Stated problem »
Exactly reproduce each record listed below.

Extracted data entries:
........
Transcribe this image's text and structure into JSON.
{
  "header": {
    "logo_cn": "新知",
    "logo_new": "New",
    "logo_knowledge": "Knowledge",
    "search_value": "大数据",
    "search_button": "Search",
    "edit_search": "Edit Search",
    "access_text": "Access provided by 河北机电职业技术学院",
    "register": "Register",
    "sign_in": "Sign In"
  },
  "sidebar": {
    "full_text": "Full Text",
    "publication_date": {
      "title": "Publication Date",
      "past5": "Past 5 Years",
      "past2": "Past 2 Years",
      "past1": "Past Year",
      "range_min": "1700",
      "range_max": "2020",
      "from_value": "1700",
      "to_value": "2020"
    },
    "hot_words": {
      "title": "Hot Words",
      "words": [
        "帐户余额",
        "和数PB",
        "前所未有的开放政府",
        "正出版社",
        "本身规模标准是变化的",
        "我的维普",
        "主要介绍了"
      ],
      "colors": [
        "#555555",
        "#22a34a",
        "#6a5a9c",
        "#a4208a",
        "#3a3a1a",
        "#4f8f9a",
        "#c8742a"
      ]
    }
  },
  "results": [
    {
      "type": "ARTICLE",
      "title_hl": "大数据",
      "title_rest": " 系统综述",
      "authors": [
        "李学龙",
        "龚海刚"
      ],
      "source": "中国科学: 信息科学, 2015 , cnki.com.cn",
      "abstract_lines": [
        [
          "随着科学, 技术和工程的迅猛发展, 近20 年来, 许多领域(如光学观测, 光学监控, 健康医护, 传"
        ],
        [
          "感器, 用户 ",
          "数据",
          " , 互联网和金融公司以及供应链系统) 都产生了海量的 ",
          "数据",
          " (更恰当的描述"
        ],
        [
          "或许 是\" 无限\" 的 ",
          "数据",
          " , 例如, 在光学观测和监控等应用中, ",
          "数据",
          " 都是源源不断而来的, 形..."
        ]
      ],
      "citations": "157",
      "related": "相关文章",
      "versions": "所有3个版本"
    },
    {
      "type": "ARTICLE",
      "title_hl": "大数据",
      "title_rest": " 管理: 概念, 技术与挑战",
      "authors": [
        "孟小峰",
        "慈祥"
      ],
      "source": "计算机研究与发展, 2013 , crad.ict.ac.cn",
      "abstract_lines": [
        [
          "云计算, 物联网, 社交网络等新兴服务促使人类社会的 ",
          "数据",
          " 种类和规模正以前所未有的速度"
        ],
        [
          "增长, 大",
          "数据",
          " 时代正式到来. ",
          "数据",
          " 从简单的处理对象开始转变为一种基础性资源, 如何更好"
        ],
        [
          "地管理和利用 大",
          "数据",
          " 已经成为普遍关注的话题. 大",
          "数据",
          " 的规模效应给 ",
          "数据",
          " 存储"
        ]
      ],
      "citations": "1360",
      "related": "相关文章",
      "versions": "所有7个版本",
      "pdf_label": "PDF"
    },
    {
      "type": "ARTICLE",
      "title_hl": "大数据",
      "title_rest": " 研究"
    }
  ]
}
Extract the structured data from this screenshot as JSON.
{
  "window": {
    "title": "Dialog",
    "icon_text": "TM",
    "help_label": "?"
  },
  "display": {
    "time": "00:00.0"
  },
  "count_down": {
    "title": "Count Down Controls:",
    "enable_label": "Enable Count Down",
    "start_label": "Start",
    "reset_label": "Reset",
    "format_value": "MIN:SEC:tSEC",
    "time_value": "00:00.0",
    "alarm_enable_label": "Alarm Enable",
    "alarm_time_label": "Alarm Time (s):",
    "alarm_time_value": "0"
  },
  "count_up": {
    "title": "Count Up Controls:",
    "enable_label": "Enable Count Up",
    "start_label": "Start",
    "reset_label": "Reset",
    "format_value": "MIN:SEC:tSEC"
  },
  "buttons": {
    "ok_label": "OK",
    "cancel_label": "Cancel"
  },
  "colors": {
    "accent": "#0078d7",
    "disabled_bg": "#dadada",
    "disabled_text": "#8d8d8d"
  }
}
........
Result »
Transcribe this image's text and structure into JSON.
{
  "header": {
    "logo_cn": "新知",
    "logo_new": "New",
    "logo_knowledge": "Knowledge",
    "search_value": "大数据",
    "search_button": "Search",
    "edit_search": "Edit Search",
    "access_text": "Access provided by 河北机电职业技术学院",
    "register": "Register",
    "sign_in": "Sign In"
  },
  "sidebar": {
    "full_text": "Full Text",
    "publication_date": {
      "title": "Publication Date",
      "past5": "Past 5 Years",
      "past2": "Past 2 Years",
      "past1": "Past Year",
      "range_min": "1700",
      "range_max": "2020",
      "from_value": "1700",
      "to_value": "2020"
    },
    "hot_words": {
      "title": "Hot Words",
      "words": [
        "帐户余额",
        "和数PB",
        "前所未有的开放政府",
        "正出版社",
        "本身规模标准是变化的",
        "我的维普",
        "主要介绍了"
      ],
      "colors": [
        "#555555",
        "#22a34a",
        "#6a5a9c",
        "#a4208a",
        "#3a3a1a",
        "#4f8f9a",
        "#c8742a"
      ]
    }
  },
  "results": [
    {
      "type": "ARTICLE",
      "title_hl": "大数据",
      "title_rest": " 系统综述",
      "authors": [
        "李学龙",
        "龚海刚"
      ],
      "source": "中国科学: 信息科学, 2015 , cnki.com.cn",
      "abstract_lines": [
        [
          "随着科学, 技术和工程的迅猛发展, 近20 年来, 许多领域(如光学观测, 光学监控, 健康医护, 传"
        ],
        [
          "感器, 用户 ",
          "数据",
          " , 互联网和金融公司以及供应链系统) 都产生了海量的 ",
          "数据",
          " (更恰当的描述"
        ],
        [
          "或许 是\" 无限\" 的 ",
          "数据",
          " , 例如, 在光学观测和监控等应用中, ",
          "数据",
          " 都是源源不断而来的, 形..."
        ]
      ],
      "citations": "157",
      "related": "相关文章",
      "versions": "所有3个版本"
    },
    {
      "type": "ARTICLE",
      "title_hl": "大数据",
      "title_rest": " 管理: 概念, 技术与挑战",
      "authors": [
        "孟小峰",
        "慈祥"
      ],
      "source": "计算机研究与发展, 2013 , crad.ict.ac.cn",
      "abstract_lines": [
        [
          "云计算, 物联网, 社交网络等新兴服务促使人类社会的 ",
          "数据",
          " 种类和规模正以前所未有的速度"
        ],
        [
          "增长, 大",
          "数据",
          " 时代正式到来. ",
          "数据",
          " 从简单的处理对象开始转变为一种基础性资源, 如何更好"
        ],
        [
          "地管理和利用 大",
          "数据",
          " 已经成为普遍关注的话题. 大",
          "数据",
          " 的规模效应给 ",
          "数据",
          " 存储"
        ]
      ],
      "citations": "1360",
      "related": "相关文章",
      "versions": "所有7个版本",
      "pdf_label": "PDF"
    },
    {
      "type": "ARTICLE",
      "title_hl": "大数据",
      "title_rest": " 研究"
    }
  ]
}
Extract the structured data from this screenshot as JSON.
{
  "window": {
    "title": "Dialog",
    "icon_text": "TM",
    "help_label": "?"
  },
  "display": {
    "time": "00:00.0"
  },
  "count_down": {
    "title": "Count Down Controls:",
    "enable_label": "Enable Count Down",
    "start_label": "Start",
    "reset_label": "Reset",
    "format_value": "MIN:SEC:tSEC",
    "time_value": "00:00.0",
    "alarm_enable_label": "Alarm Enable",
    "alarm_time_label": "Alarm Time (s):",
    "alarm_time_value": "0"
  },
  "count_up": {
    "title": "Count Up Controls:",
    "enable_label": "Enable Count Up",
    "start_label": "Start",
    "reset_label": "Reset",
    "format_value": "MIN:SEC:tSEC"
  },
  "buttons": {
    "ok_label": "OK",
    "cancel_label": "Cancel"
  },
  "colors": {
    "accent": "#0078d7",
    "disabled_bg": "#dadada",
    "disabled_text": "#8d8d8d"
  }
}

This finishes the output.